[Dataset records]
begin

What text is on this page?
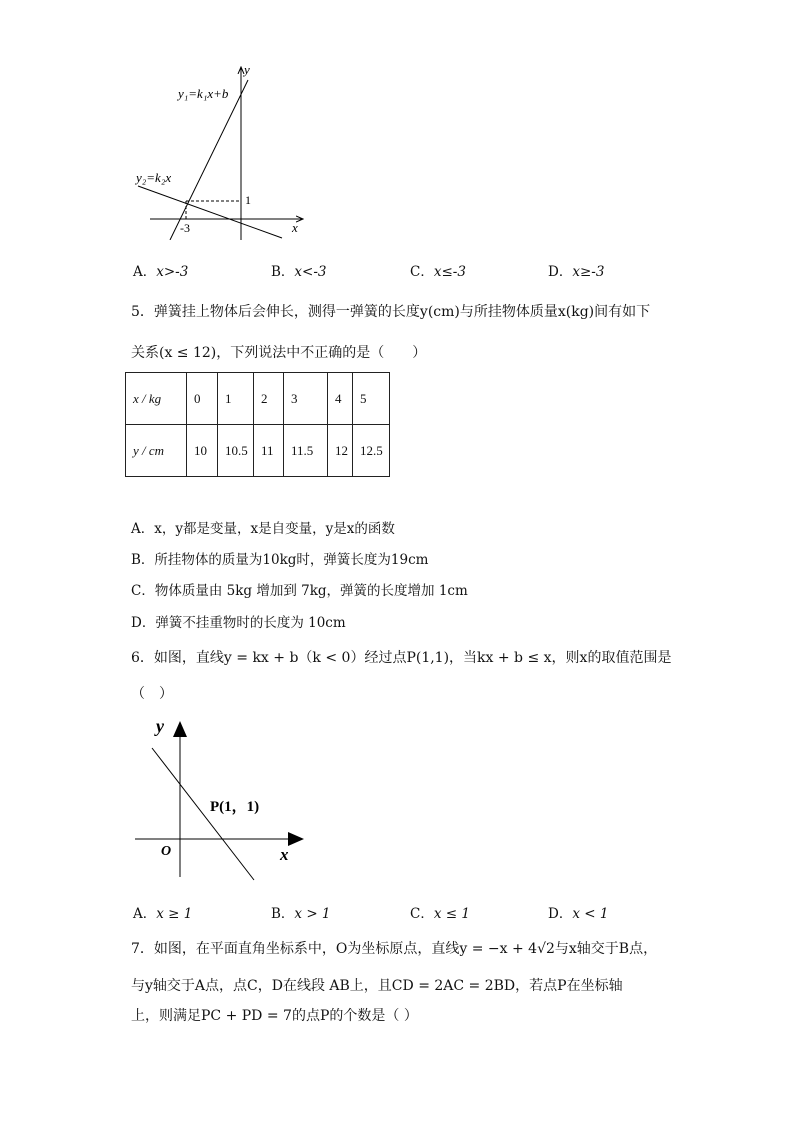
y
x
y₁=k₁x+b
y₂=k₂x
-3
1
A．x>-3	B．x<-3	C．x≤-3	D．x≥-3
5．弹簧挂上物体后会伸长，测得一弹簧的长度y(cm)与所挂物体质量x(kg)间有如下
关系(x ≤ 12)，下列说法中不正确的是（　　）
x / kg	0	1	2	3	4	5
y / cm	10	10.5	11	11.5	12	12.5
A．x，y都是变量，x是自变量，y是x的函数
B．所挂物体的质量为10kg时，弹簧长度为19cm
C．物体质量由 5kg 增加到 7kg，弹簧的长度增加 1cm
D．弹簧不挂重物时的长度为 10cm
6．如图，直线y = kx + b（k < 0）经过点P(1,1)，当kx + b ≤ x，则x的取值范围是
（　）
y
x
O
P(1，1)
A．x ≥ 1	B．x > 1	C．x ≤ 1	D．x < 1
7．如图，在平面直角坐标系中，O为坐标原点，直线y = −x + 4√2与x轴交于B点，
与y轴交于A点，点C，D在线段 AB上，且CD = 2AC = 2BD，若点P在坐标轴
上，则满足PC + PD = 7的点P的个数是（ ）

end

■ Task description ■
Every record must be copied exactly, with images dropped from the result.

■ Solution for this problem ■
What text is on this page?
y
x
y₁=k₁x+b
y₂=k₂x
-3
1
A．x>-3	B．x<-3	C．x≤-3	D．x≥-3
5．弹簧挂上物体后会伸长，测得一弹簧的长度y(cm)与所挂物体质量x(kg)间有如下
关系(x ≤ 12)，下列说法中不正确的是（　　）
x / kg	0	1	2	3	4	5
y / cm	10	10.5	11	11.5	12	12.5
A．x，y都是变量，x是自变量，y是x的函数
B．所挂物体的质量为10kg时，弹簧长度为19cm
C．物体质量由 5kg 增加到 7kg，弹簧的长度增加 1cm
D．弹簧不挂重物时的长度为 10cm
6．如图，直线y = kx + b（k < 0）经过点P(1,1)，当kx + b ≤ x，则x的取值范围是
（　）
y
x
O
P(1，1)
A．x ≥ 1	B．x > 1	C．x ≤ 1	D．x < 1
7．如图，在平面直角坐标系中，O为坐标原点，直线y = −x + 4√2与x轴交于B点，
与y轴交于A点，点C，D在线段 AB上，且CD = 2AC = 2BD，若点P在坐标轴
上，则满足PC + PD = 7的点P的个数是（ ）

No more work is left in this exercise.